• _TASK BRIEF_: Repeat the whole of the data, keeping every detail the same.
--- start DATA FOR THIS EXERCISE ---
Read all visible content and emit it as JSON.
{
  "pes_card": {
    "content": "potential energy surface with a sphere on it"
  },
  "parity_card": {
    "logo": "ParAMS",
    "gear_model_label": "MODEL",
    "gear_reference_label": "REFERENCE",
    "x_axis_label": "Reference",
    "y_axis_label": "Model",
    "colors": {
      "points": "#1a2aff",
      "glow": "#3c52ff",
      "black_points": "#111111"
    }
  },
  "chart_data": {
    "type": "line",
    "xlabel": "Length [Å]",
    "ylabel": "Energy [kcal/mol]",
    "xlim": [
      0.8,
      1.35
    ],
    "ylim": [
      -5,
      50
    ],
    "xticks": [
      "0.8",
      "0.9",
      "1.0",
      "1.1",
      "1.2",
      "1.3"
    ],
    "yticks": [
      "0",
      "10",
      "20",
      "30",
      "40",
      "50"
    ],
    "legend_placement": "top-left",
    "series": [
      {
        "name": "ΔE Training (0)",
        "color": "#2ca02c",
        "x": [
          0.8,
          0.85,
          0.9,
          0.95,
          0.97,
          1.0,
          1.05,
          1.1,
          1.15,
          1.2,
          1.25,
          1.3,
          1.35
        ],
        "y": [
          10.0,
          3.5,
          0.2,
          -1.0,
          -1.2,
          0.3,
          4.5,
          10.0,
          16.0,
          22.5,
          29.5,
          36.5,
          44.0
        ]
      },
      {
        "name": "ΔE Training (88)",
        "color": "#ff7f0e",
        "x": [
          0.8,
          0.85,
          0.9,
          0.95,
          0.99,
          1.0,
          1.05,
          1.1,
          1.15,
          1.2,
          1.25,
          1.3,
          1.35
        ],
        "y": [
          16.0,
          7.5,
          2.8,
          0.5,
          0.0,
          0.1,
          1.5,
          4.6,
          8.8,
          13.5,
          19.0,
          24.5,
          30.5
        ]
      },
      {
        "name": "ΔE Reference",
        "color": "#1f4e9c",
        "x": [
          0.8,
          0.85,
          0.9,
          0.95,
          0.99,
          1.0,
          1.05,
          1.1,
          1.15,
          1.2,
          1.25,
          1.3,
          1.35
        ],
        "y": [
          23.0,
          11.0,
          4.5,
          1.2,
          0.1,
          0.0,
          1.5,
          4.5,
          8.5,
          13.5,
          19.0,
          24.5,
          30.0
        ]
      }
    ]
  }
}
--- end DATA FOR THIS EXERCISE ---
• _THE COMPLETED TASK_:
Read all visible content and emit it as JSON.
{
  "pes_card": {
    "content": "potential energy surface with a sphere on it"
  },
  "parity_card": {
    "logo": "ParAMS",
    "gear_model_label": "MODEL",
    "gear_reference_label": "REFERENCE",
    "x_axis_label": "Reference",
    "y_axis_label": "Model",
    "colors": {
      "points": "#1a2aff",
      "glow": "#3c52ff",
      "black_points": "#111111"
    }
  },
  "chart_data": {
    "type": "line",
    "xlabel": "Length [Å]",
    "ylabel": "Energy [kcal/mol]",
    "xlim": [
      0.8,
      1.35
    ],
    "ylim": [
      -5,
      50
    ],
    "xticks": [
      "0.8",
      "0.9",
      "1.0",
      "1.1",
      "1.2",
      "1.3"
    ],
    "yticks": [
      "0",
      "10",
      "20",
      "30",
      "40",
      "50"
    ],
    "legend_placement": "top-left",
    "series": [
      {
        "name": "ΔE Training (0)",
        "color": "#2ca02c",
        "x": [
          0.8,
          0.85,
          0.9,
          0.95,
          0.97,
          1.0,
          1.05,
          1.1,
          1.15,
          1.2,
          1.25,
          1.3,
          1.35
        ],
        "y": [
          10.0,
          3.5,
          0.2,
          -1.0,
          -1.2,
          0.3,
          4.5,
          10.0,
          16.0,
          22.5,
          29.5,
          36.5,
          44.0
        ]
      },
      {
        "name": "ΔE Training (88)",
        "color": "#ff7f0e",
        "x": [
          0.8,
          0.85,
          0.9,
          0.95,
          0.99,
          1.0,
          1.05,
          1.1,
          1.15,
          1.2,
          1.25,
          1.3,
          1.35
        ],
        "y": [
          16.0,
          7.5,
          2.8,
          0.5,
          0.0,
          0.1,
          1.5,
          4.6,
          8.8,
          13.5,
          19.0,
          24.5,
          30.5
        ]
      },
      {
        "name": "ΔE Reference",
        "color": "#1f4e9c",
        "x": [
          0.8,
          0.85,
          0.9,
          0.95,
          0.99,
          1.0,
          1.05,
          1.1,
          1.15,
          1.2,
          1.25,
          1.3,
          1.35
        ],
        "y": [
          23.0,
          11.0,
          4.5,
          1.2,
          0.1,
          0.0,
          1.5,
          4.5,
          8.5,
          13.5,
          19.0,
          24.5,
          30.0
        ]
      }
    ]
  }
}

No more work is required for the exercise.